• OBJECTIVE: Omit the pictures, please, and give each record below again exactly.

• DATASET EXTRACT:
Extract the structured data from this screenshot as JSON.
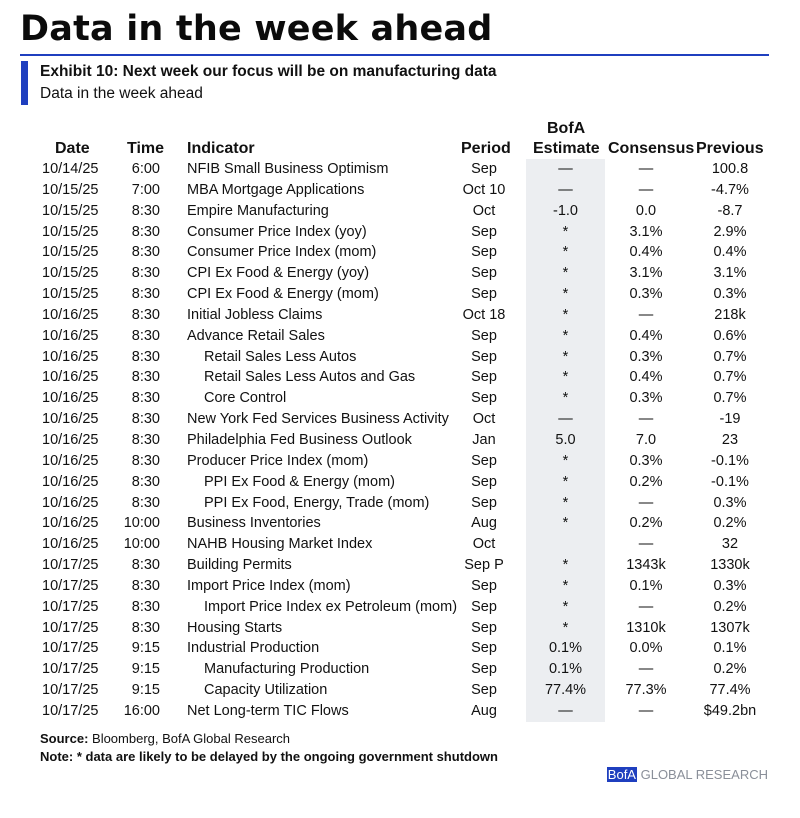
{
  "title": "Data in the week ahead",
  "exhibit": {
    "title": "Exhibit 10: Next week our focus will be on manufacturing data",
    "subtitle": "Data in the week ahead"
  },
  "headers": {
    "date": "Date",
    "time": "Time",
    "indicator": "Indicator",
    "period": "Period",
    "bofa_line1": "BofA",
    "bofa_line2": "Estimate",
    "consensus": "Consensus",
    "previous": "Previous"
  },
  "rows": [
    {
      "date": "10/14/25",
      "time": "6:00",
      "indicator": "NFIB Small Business Optimism",
      "indent": false,
      "period": "Sep",
      "estimate": "—",
      "consensus": "—",
      "previous": "100.8"
    },
    {
      "date": "10/15/25",
      "time": "7:00",
      "indicator": "MBA Mortgage Applications",
      "indent": false,
      "period": "Oct 10",
      "estimate": "—",
      "consensus": "—",
      "previous": "-4.7%"
    },
    {
      "date": "10/15/25",
      "time": "8:30",
      "indicator": "Empire Manufacturing",
      "indent": false,
      "period": "Oct",
      "estimate": "-1.0",
      "consensus": "0.0",
      "previous": "-8.7"
    },
    {
      "date": "10/15/25",
      "time": "8:30",
      "indicator": "Consumer Price Index (yoy)",
      "indent": false,
      "period": "Sep",
      "estimate": "*",
      "consensus": "3.1%",
      "previous": "2.9%"
    },
    {
      "date": "10/15/25",
      "time": "8:30",
      "indicator": "Consumer Price Index (mom)",
      "indent": false,
      "period": "Sep",
      "estimate": "*",
      "consensus": "0.4%",
      "previous": "0.4%"
    },
    {
      "date": "10/15/25",
      "time": "8:30",
      "indicator": "CPI Ex Food & Energy (yoy)",
      "indent": false,
      "period": "Sep",
      "estimate": "*",
      "consensus": "3.1%",
      "previous": "3.1%"
    },
    {
      "date": "10/15/25",
      "time": "8:30",
      "indicator": "CPI Ex Food & Energy (mom)",
      "indent": false,
      "period": "Sep",
      "estimate": "*",
      "consensus": "0.3%",
      "previous": "0.3%"
    },
    {
      "date": "10/16/25",
      "time": "8:30",
      "indicator": "Initial Jobless Claims",
      "indent": false,
      "period": "Oct 18",
      "estimate": "*",
      "consensus": "—",
      "previous": "218k"
    },
    {
      "date": "10/16/25",
      "time": "8:30",
      "indicator": "Advance Retail Sales",
      "indent": false,
      "period": "Sep",
      "estimate": "*",
      "consensus": "0.4%",
      "previous": "0.6%"
    },
    {
      "date": "10/16/25",
      "time": "8:30",
      "indicator": "Retail Sales Less Autos",
      "indent": true,
      "period": "Sep",
      "estimate": "*",
      "consensus": "0.3%",
      "previous": "0.7%"
    },
    {
      "date": "10/16/25",
      "time": "8:30",
      "indicator": "Retail Sales Less Autos and Gas",
      "indent": true,
      "period": "Sep",
      "estimate": "*",
      "consensus": "0.4%",
      "previous": "0.7%"
    },
    {
      "date": "10/16/25",
      "time": "8:30",
      "indicator": "Core Control",
      "indent": true,
      "period": "Sep",
      "estimate": "*",
      "consensus": "0.3%",
      "previous": "0.7%"
    },
    {
      "date": "10/16/25",
      "time": "8:30",
      "indicator": "New York Fed Services Business Activity",
      "indent": false,
      "period": "Oct",
      "estimate": "—",
      "consensus": "—",
      "previous": "-19"
    },
    {
      "date": "10/16/25",
      "time": "8:30",
      "indicator": "Philadelphia Fed Business Outlook",
      "indent": false,
      "period": "Jan",
      "estimate": "5.0",
      "consensus": "7.0",
      "previous": "23"
    },
    {
      "date": "10/16/25",
      "time": "8:30",
      "indicator": "Producer Price Index (mom)",
      "indent": false,
      "period": "Sep",
      "estimate": "*",
      "consensus": "0.3%",
      "previous": "-0.1%"
    },
    {
      "date": "10/16/25",
      "time": "8:30",
      "indicator": "PPI Ex Food & Energy (mom)",
      "indent": true,
      "period": "Sep",
      "estimate": "*",
      "consensus": "0.2%",
      "previous": "-0.1%"
    },
    {
      "date": "10/16/25",
      "time": "8:30",
      "indicator": "PPI Ex Food, Energy, Trade (mom)",
      "indent": true,
      "period": "Sep",
      "estimate": "*",
      "consensus": "—",
      "previous": "0.3%"
    },
    {
      "date": "10/16/25",
      "time": "10:00",
      "indicator": "Business Inventories",
      "indent": false,
      "period": "Aug",
      "estimate": "*",
      "consensus": "0.2%",
      "previous": "0.2%"
    },
    {
      "date": "10/16/25",
      "time": "10:00",
      "indicator": "NAHB Housing Market Index",
      "indent": false,
      "period": "Oct",
      "estimate": "",
      "consensus": "—",
      "previous": "32"
    },
    {
      "date": "10/17/25",
      "time": "8:30",
      "indicator": "Building Permits",
      "indent": false,
      "period": "Sep P",
      "estimate": "*",
      "consensus": "1343k",
      "previous": "1330k"
    },
    {
      "date": "10/17/25",
      "time": "8:30",
      "indicator": "Import Price Index (mom)",
      "indent": false,
      "period": "Sep",
      "estimate": "*",
      "consensus": "0.1%",
      "previous": "0.3%"
    },
    {
      "date": "10/17/25",
      "time": "8:30",
      "indicator": "Import Price Index ex Petroleum (mom)",
      "indent": true,
      "period": "Sep",
      "estimate": "*",
      "consensus": "—",
      "previous": "0.2%"
    },
    {
      "date": "10/17/25",
      "time": "8:30",
      "indicator": "Housing Starts",
      "indent": false,
      "period": "Sep",
      "estimate": "*",
      "consensus": "1310k",
      "previous": "1307k"
    },
    {
      "date": "10/17/25",
      "time": "9:15",
      "indicator": "Industrial Production",
      "indent": false,
      "period": "Sep",
      "estimate": "0.1%",
      "consensus": "0.0%",
      "previous": "0.1%"
    },
    {
      "date": "10/17/25",
      "time": "9:15",
      "indicator": "Manufacturing Production",
      "indent": true,
      "period": "Sep",
      "estimate": "0.1%",
      "consensus": "—",
      "previous": "0.2%"
    },
    {
      "date": "10/17/25",
      "time": "9:15",
      "indicator": "Capacity Utilization",
      "indent": true,
      "period": "Sep",
      "estimate": "77.4%",
      "consensus": "77.3%",
      "previous": "77.4%"
    },
    {
      "date": "10/17/25",
      "time": "16:00",
      "indicator": "Net Long-term TIC Flows",
      "indent": false,
      "period": "Aug",
      "estimate": "—",
      "consensus": "—",
      "previous": "$49.2bn"
    }
  ],
  "source": {
    "label": "Source:",
    "text": " Bloomberg, BofA Global Research"
  },
  "note": "Note: * data are likely to be delayed by the ongoing government shutdown",
  "brand": {
    "bofa": "BofA",
    "rest": " GLOBAL RESEARCH"
  },
  "colors": {
    "accent": "#1f3fbf",
    "estimate_shade": "#eceef1"
  }
}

• RESULT OF THIS EXERCISE:
Extract the structured data from this screenshot as JSON.
{
  "title": "Data in the week ahead",
  "exhibit": {
    "title": "Exhibit 10: Next week our focus will be on manufacturing data",
    "subtitle": "Data in the week ahead"
  },
  "headers": {
    "date": "Date",
    "time": "Time",
    "indicator": "Indicator",
    "period": "Period",
    "bofa_line1": "BofA",
    "bofa_line2": "Estimate",
    "consensus": "Consensus",
    "previous": "Previous"
  },
  "rows": [
    {
      "date": "10/14/25",
      "time": "6:00",
      "indicator": "NFIB Small Business Optimism",
      "indent": false,
      "period": "Sep",
      "estimate": "—",
      "consensus": "—",
      "previous": "100.8"
    },
    {
      "date": "10/15/25",
      "time": "7:00",
      "indicator": "MBA Mortgage Applications",
      "indent": false,
      "period": "Oct 10",
      "estimate": "—",
      "consensus": "—",
      "previous": "-4.7%"
    },
    {
      "date": "10/15/25",
      "time": "8:30",
      "indicator": "Empire Manufacturing",
      "indent": false,
      "period": "Oct",
      "estimate": "-1.0",
      "consensus": "0.0",
      "previous": "-8.7"
    },
    {
      "date": "10/15/25",
      "time": "8:30",
      "indicator": "Consumer Price Index (yoy)",
      "indent": false,
      "period": "Sep",
      "estimate": "*",
      "consensus": "3.1%",
      "previous": "2.9%"
    },
    {
      "date": "10/15/25",
      "time": "8:30",
      "indicator": "Consumer Price Index (mom)",
      "indent": false,
      "period": "Sep",
      "estimate": "*",
      "consensus": "0.4%",
      "previous": "0.4%"
    },
    {
      "date": "10/15/25",
      "time": "8:30",
      "indicator": "CPI Ex Food & Energy (yoy)",
      "indent": false,
      "period": "Sep",
      "estimate": "*",
      "consensus": "3.1%",
      "previous": "3.1%"
    },
    {
      "date": "10/15/25",
      "time": "8:30",
      "indicator": "CPI Ex Food & Energy (mom)",
      "indent": false,
      "period": "Sep",
      "estimate": "*",
      "consensus": "0.3%",
      "previous": "0.3%"
    },
    {
      "date": "10/16/25",
      "time": "8:30",
      "indicator": "Initial Jobless Claims",
      "indent": false,
      "period": "Oct 18",
      "estimate": "*",
      "consensus": "—",
      "previous": "218k"
    },
    {
      "date": "10/16/25",
      "time": "8:30",
      "indicator": "Advance Retail Sales",
      "indent": false,
      "period": "Sep",
      "estimate": "*",
      "consensus": "0.4%",
      "previous": "0.6%"
    },
    {
      "date": "10/16/25",
      "time": "8:30",
      "indicator": "Retail Sales Less Autos",
      "indent": true,
      "period": "Sep",
      "estimate": "*",
      "consensus": "0.3%",
      "previous": "0.7%"
    },
    {
      "date": "10/16/25",
      "time": "8:30",
      "indicator": "Retail Sales Less Autos and Gas",
      "indent": true,
      "period": "Sep",
      "estimate": "*",
      "consensus": "0.4%",
      "previous": "0.7%"
    },
    {
      "date": "10/16/25",
      "time": "8:30",
      "indicator": "Core Control",
      "indent": true,
      "period": "Sep",
      "estimate": "*",
      "consensus": "0.3%",
      "previous": "0.7%"
    },
    {
      "date": "10/16/25",
      "time": "8:30",
      "indicator": "New York Fed Services Business Activity",
      "indent": false,
      "period": "Oct",
      "estimate": "—",
      "consensus": "—",
      "previous": "-19"
    },
    {
      "date": "10/16/25",
      "time": "8:30",
      "indicator": "Philadelphia Fed Business Outlook",
      "indent": false,
      "period": "Jan",
      "estimate": "5.0",
      "consensus": "7.0",
      "previous": "23"
    },
    {
      "date": "10/16/25",
      "time": "8:30",
      "indicator": "Producer Price Index (mom)",
      "indent": false,
      "period": "Sep",
      "estimate": "*",
      "consensus": "0.3%",
      "previous": "-0.1%"
    },
    {
      "date": "10/16/25",
      "time": "8:30",
      "indicator": "PPI Ex Food & Energy (mom)",
      "indent": true,
      "period": "Sep",
      "estimate": "*",
      "consensus": "0.2%",
      "previous": "-0.1%"
    },
    {
      "date": "10/16/25",
      "time": "8:30",
      "indicator": "PPI Ex Food, Energy, Trade (mom)",
      "indent": true,
      "period": "Sep",
      "estimate": "*",
      "consensus": "—",
      "previous": "0.3%"
    },
    {
      "date": "10/16/25",
      "time": "10:00",
      "indicator": "Business Inventories",
      "indent": false,
      "period": "Aug",
      "estimate": "*",
      "consensus": "0.2%",
      "previous": "0.2%"
    },
    {
      "date": "10/16/25",
      "time": "10:00",
      "indicator": "NAHB Housing Market Index",
      "indent": false,
      "period": "Oct",
      "estimate": "",
      "consensus": "—",
      "previous": "32"
    },
    {
      "date": "10/17/25",
      "time": "8:30",
      "indicator": "Building Permits",
      "indent": false,
      "period": "Sep P",
      "estimate": "*",
      "consensus": "1343k",
      "previous": "1330k"
    },
    {
      "date": "10/17/25",
      "time": "8:30",
      "indicator": "Import Price Index (mom)",
      "indent": false,
      "period": "Sep",
      "estimate": "*",
      "consensus": "0.1%",
      "previous": "0.3%"
    },
    {
      "date": "10/17/25",
      "time": "8:30",
      "indicator": "Import Price Index ex Petroleum (mom)",
      "indent": true,
      "period": "Sep",
      "estimate": "*",
      "consensus": "—",
      "previous": "0.2%"
    },
    {
      "date": "10/17/25",
      "time": "8:30",
      "indicator": "Housing Starts",
      "indent": false,
      "period": "Sep",
      "estimate": "*",
      "consensus": "1310k",
      "previous": "1307k"
    },
    {
      "date": "10/17/25",
      "time": "9:15",
      "indicator": "Industrial Production",
      "indent": false,
      "period": "Sep",
      "estimate": "0.1%",
      "consensus": "0.0%",
      "previous": "0.1%"
    },
    {
      "date": "10/17/25",
      "time": "9:15",
      "indicator": "Manufacturing Production",
      "indent": true,
      "period": "Sep",
      "estimate": "0.1%",
      "consensus": "—",
      "previous": "0.2%"
    },
    {
      "date": "10/17/25",
      "time": "9:15",
      "indicator": "Capacity Utilization",
      "indent": true,
      "period": "Sep",
      "estimate": "77.4%",
      "consensus": "77.3%",
      "previous": "77.4%"
    },
    {
      "date": "10/17/25",
      "time": "16:00",
      "indicator": "Net Long-term TIC Flows",
      "indent": false,
      "period": "Aug",
      "estimate": "—",
      "consensus": "—",
      "previous": "$49.2bn"
    }
  ],
  "source": {
    "label": "Source:",
    "text": " Bloomberg, BofA Global Research"
  },
  "note": "Note: * data are likely to be delayed by the ongoing government shutdown",
  "brand": {
    "bofa": "BofA",
    "rest": " GLOBAL RESEARCH"
  },
  "colors": {
    "accent": "#1f3fbf",
    "estimate_shade": "#eceef1"
  }
}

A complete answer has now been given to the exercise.